== MATERIALS PROVIDED ==
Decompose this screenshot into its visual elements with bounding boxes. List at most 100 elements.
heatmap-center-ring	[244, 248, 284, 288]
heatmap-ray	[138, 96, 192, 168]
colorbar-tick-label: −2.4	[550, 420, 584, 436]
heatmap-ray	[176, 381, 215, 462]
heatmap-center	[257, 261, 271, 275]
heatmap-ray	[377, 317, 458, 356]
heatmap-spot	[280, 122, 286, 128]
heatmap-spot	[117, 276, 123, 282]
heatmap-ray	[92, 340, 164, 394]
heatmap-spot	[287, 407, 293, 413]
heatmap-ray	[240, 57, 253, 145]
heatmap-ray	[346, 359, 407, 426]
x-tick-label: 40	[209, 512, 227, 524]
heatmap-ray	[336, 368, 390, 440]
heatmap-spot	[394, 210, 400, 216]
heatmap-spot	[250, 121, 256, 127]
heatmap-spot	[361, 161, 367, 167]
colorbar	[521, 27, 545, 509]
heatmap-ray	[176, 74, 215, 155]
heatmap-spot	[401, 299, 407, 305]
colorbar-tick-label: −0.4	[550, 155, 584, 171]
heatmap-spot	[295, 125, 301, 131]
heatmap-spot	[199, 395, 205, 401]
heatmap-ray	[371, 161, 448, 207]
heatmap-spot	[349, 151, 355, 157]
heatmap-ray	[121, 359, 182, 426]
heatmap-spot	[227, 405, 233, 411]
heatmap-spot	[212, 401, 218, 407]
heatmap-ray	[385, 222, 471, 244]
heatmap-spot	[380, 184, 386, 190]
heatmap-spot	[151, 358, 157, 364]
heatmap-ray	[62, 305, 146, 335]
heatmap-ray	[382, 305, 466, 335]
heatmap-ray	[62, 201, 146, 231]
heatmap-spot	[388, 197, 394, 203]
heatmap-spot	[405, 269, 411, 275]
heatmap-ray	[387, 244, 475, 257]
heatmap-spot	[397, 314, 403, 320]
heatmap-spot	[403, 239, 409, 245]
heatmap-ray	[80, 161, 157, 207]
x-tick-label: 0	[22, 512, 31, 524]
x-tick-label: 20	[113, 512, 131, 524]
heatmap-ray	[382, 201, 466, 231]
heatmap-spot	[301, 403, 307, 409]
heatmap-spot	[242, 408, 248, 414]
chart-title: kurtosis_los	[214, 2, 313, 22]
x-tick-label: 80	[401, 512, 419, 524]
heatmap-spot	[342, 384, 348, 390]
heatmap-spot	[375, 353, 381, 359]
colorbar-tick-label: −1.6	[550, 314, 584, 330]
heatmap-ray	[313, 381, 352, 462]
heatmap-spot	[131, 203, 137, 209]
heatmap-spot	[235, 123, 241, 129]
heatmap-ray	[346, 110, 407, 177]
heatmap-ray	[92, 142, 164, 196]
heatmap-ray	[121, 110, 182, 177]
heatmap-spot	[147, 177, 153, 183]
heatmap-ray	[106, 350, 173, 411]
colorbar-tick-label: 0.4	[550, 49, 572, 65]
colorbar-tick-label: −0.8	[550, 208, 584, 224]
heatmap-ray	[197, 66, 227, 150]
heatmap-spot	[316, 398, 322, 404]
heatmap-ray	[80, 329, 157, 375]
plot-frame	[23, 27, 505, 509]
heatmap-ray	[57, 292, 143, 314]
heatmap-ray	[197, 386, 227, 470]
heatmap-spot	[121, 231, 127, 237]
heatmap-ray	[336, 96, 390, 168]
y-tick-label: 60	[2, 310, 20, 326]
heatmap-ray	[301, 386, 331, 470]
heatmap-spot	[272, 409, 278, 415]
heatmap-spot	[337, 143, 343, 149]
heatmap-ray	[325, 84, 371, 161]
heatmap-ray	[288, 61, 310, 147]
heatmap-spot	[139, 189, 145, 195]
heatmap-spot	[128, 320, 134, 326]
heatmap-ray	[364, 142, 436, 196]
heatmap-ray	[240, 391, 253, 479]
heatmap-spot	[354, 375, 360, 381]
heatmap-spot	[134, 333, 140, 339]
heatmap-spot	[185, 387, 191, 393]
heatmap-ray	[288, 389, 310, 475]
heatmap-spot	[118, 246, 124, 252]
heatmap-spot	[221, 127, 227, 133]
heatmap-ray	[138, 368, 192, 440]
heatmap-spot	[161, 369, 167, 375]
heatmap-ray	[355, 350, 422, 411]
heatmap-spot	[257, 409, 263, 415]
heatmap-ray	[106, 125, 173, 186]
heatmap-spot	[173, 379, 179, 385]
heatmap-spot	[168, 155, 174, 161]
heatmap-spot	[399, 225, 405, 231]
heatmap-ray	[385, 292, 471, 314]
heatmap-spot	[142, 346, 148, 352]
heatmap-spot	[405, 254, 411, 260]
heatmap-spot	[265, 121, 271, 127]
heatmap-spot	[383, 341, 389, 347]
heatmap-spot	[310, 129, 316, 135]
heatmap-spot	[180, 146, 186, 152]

== AIM OF THE EXERCISE ==
Rewrite all the lines above with every "heatmap-ray" swapped for "heatmap-beam", and change nothing else.

== RESULT FOR THIS EXERCISE ==
Decompose this screenshot into its visual elements with bounding boxes. List at most 100 elements.
heatmap-center-ring	[244, 248, 284, 288]
heatmap-beam	[138, 96, 192, 168]
colorbar-tick-label: −2.4	[550, 420, 584, 436]
heatmap-beam	[176, 381, 215, 462]
heatmap-center	[257, 261, 271, 275]
heatmap-beam	[377, 317, 458, 356]
heatmap-spot	[280, 122, 286, 128]
heatmap-spot	[117, 276, 123, 282]
heatmap-beam	[92, 340, 164, 394]
heatmap-spot	[287, 407, 293, 413]
heatmap-beam	[240, 57, 253, 145]
heatmap-beam	[346, 359, 407, 426]
x-tick-label: 40	[209, 512, 227, 524]
heatmap-beam	[336, 368, 390, 440]
heatmap-spot	[394, 210, 400, 216]
heatmap-spot	[250, 121, 256, 127]
heatmap-spot	[361, 161, 367, 167]
colorbar	[521, 27, 545, 509]
heatmap-beam	[176, 74, 215, 155]
heatmap-spot	[401, 299, 407, 305]
colorbar-tick-label: −0.4	[550, 155, 584, 171]
heatmap-spot	[295, 125, 301, 131]
heatmap-spot	[199, 395, 205, 401]
heatmap-beam	[371, 161, 448, 207]
heatmap-spot	[349, 151, 355, 157]
heatmap-beam	[121, 359, 182, 426]
heatmap-spot	[227, 405, 233, 411]
heatmap-spot	[212, 401, 218, 407]
heatmap-beam	[385, 222, 471, 244]
heatmap-spot	[380, 184, 386, 190]
heatmap-spot	[151, 358, 157, 364]
heatmap-beam	[62, 305, 146, 335]
heatmap-beam	[382, 305, 466, 335]
heatmap-beam	[62, 201, 146, 231]
heatmap-spot	[388, 197, 394, 203]
heatmap-spot	[405, 269, 411, 275]
heatmap-beam	[387, 244, 475, 257]
heatmap-spot	[397, 314, 403, 320]
heatmap-spot	[403, 239, 409, 245]
heatmap-beam	[80, 161, 157, 207]
x-tick-label: 0	[22, 512, 31, 524]
x-tick-label: 20	[113, 512, 131, 524]
heatmap-beam	[382, 201, 466, 231]
heatmap-spot	[301, 403, 307, 409]
heatmap-spot	[242, 408, 248, 414]
chart-title: kurtosis_los	[214, 2, 313, 22]
x-tick-label: 80	[401, 512, 419, 524]
heatmap-spot	[342, 384, 348, 390]
heatmap-spot	[375, 353, 381, 359]
colorbar-tick-label: −1.6	[550, 314, 584, 330]
heatmap-beam	[313, 381, 352, 462]
heatmap-spot	[131, 203, 137, 209]
heatmap-spot	[235, 123, 241, 129]
heatmap-beam	[346, 110, 407, 177]
heatmap-beam	[92, 142, 164, 196]
heatmap-beam	[121, 110, 182, 177]
heatmap-spot	[147, 177, 153, 183]
heatmap-beam	[106, 350, 173, 411]
colorbar-tick-label: 0.4	[550, 49, 572, 65]
colorbar-tick-label: −0.8	[550, 208, 584, 224]
heatmap-beam	[197, 66, 227, 150]
heatmap-spot	[316, 398, 322, 404]
heatmap-beam	[80, 329, 157, 375]
plot-frame	[23, 27, 505, 509]
heatmap-beam	[57, 292, 143, 314]
heatmap-beam	[197, 386, 227, 470]
heatmap-spot	[121, 231, 127, 237]
heatmap-beam	[336, 96, 390, 168]
y-tick-label: 60	[2, 310, 20, 326]
heatmap-beam	[301, 386, 331, 470]
heatmap-spot	[272, 409, 278, 415]
heatmap-spot	[337, 143, 343, 149]
heatmap-beam	[325, 84, 371, 161]
heatmap-beam	[288, 61, 310, 147]
heatmap-spot	[139, 189, 145, 195]
heatmap-spot	[128, 320, 134, 326]
heatmap-beam	[364, 142, 436, 196]
heatmap-beam	[240, 391, 253, 479]
heatmap-spot	[354, 375, 360, 381]
heatmap-spot	[134, 333, 140, 339]
heatmap-spot	[185, 387, 191, 393]
heatmap-beam	[288, 389, 310, 475]
heatmap-spot	[118, 246, 124, 252]
heatmap-spot	[221, 127, 227, 133]
heatmap-beam	[138, 368, 192, 440]
heatmap-spot	[161, 369, 167, 375]
heatmap-beam	[355, 350, 422, 411]
heatmap-spot	[257, 409, 263, 415]
heatmap-beam	[106, 125, 173, 186]
heatmap-spot	[173, 379, 179, 385]
heatmap-spot	[168, 155, 174, 161]
heatmap-spot	[399, 225, 405, 231]
heatmap-beam	[385, 292, 471, 314]
heatmap-spot	[142, 346, 148, 352]
heatmap-spot	[405, 254, 411, 260]
heatmap-spot	[265, 121, 271, 127]
heatmap-spot	[383, 341, 389, 347]
heatmap-spot	[310, 129, 316, 135]
heatmap-spot	[180, 146, 186, 152]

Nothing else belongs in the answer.